> **Short exercise**
Reproduce all of the listing below without alteration.

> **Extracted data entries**

=======

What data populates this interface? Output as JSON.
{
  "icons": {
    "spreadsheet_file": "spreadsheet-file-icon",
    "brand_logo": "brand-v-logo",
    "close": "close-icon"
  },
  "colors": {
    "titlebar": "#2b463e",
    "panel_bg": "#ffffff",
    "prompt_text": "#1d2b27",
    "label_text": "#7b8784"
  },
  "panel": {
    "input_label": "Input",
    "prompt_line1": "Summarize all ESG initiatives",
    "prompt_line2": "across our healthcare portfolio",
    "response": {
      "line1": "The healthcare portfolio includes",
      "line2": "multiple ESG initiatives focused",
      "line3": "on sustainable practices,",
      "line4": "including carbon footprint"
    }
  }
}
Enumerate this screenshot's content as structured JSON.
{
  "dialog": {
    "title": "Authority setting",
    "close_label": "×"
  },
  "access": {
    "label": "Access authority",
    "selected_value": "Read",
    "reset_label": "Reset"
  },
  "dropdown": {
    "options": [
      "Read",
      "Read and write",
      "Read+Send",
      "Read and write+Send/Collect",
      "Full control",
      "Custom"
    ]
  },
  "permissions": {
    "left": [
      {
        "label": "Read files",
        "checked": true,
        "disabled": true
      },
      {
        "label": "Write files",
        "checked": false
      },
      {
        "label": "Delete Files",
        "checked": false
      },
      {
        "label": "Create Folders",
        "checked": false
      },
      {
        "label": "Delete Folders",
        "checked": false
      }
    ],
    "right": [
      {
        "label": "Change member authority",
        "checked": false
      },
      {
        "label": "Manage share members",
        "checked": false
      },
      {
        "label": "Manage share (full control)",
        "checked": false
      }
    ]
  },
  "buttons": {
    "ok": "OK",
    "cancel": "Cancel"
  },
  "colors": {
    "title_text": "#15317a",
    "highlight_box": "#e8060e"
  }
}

=======

> **Exercise response**
What data populates this interface? Output as JSON.
{
  "icons": {
    "spreadsheet_file": "spreadsheet-file-icon",
    "brand_logo": "brand-v-logo",
    "close": "close-icon"
  },
  "colors": {
    "titlebar": "#2b463e",
    "panel_bg": "#ffffff",
    "prompt_text": "#1d2b27",
    "label_text": "#7b8784"
  },
  "panel": {
    "input_label": "Input",
    "prompt_line1": "Summarize all ESG initiatives",
    "prompt_line2": "across our healthcare portfolio",
    "response": {
      "line1": "The healthcare portfolio includes",
      "line2": "multiple ESG initiatives focused",
      "line3": "on sustainable practices,",
      "line4": "including carbon footprint"
    }
  }
}
Enumerate this screenshot's content as structured JSON.
{
  "dialog": {
    "title": "Authority setting",
    "close_label": "×"
  },
  "access": {
    "label": "Access authority",
    "selected_value": "Read",
    "reset_label": "Reset"
  },
  "dropdown": {
    "options": [
      "Read",
      "Read and write",
      "Read+Send",
      "Read and write+Send/Collect",
      "Full control",
      "Custom"
    ]
  },
  "permissions": {
    "left": [
      {
        "label": "Read files",
        "checked": true,
        "disabled": true
      },
      {
        "label": "Write files",
        "checked": false
      },
      {
        "label": "Delete Files",
        "checked": false
      },
      {
        "label": "Create Folders",
        "checked": false
      },
      {
        "label": "Delete Folders",
        "checked": false
      }
    ],
    "right": [
      {
        "label": "Change member authority",
        "checked": false
      },
      {
        "label": "Manage share members",
        "checked": false
      },
      {
        "label": "Manage share (full control)",
        "checked": false
      }
    ]
  },
  "buttons": {
    "ok": "OK",
    "cancel": "Cancel"
  },
  "colors": {
    "title_text": "#15317a",
    "highlight_box": "#e8060e"
  }
}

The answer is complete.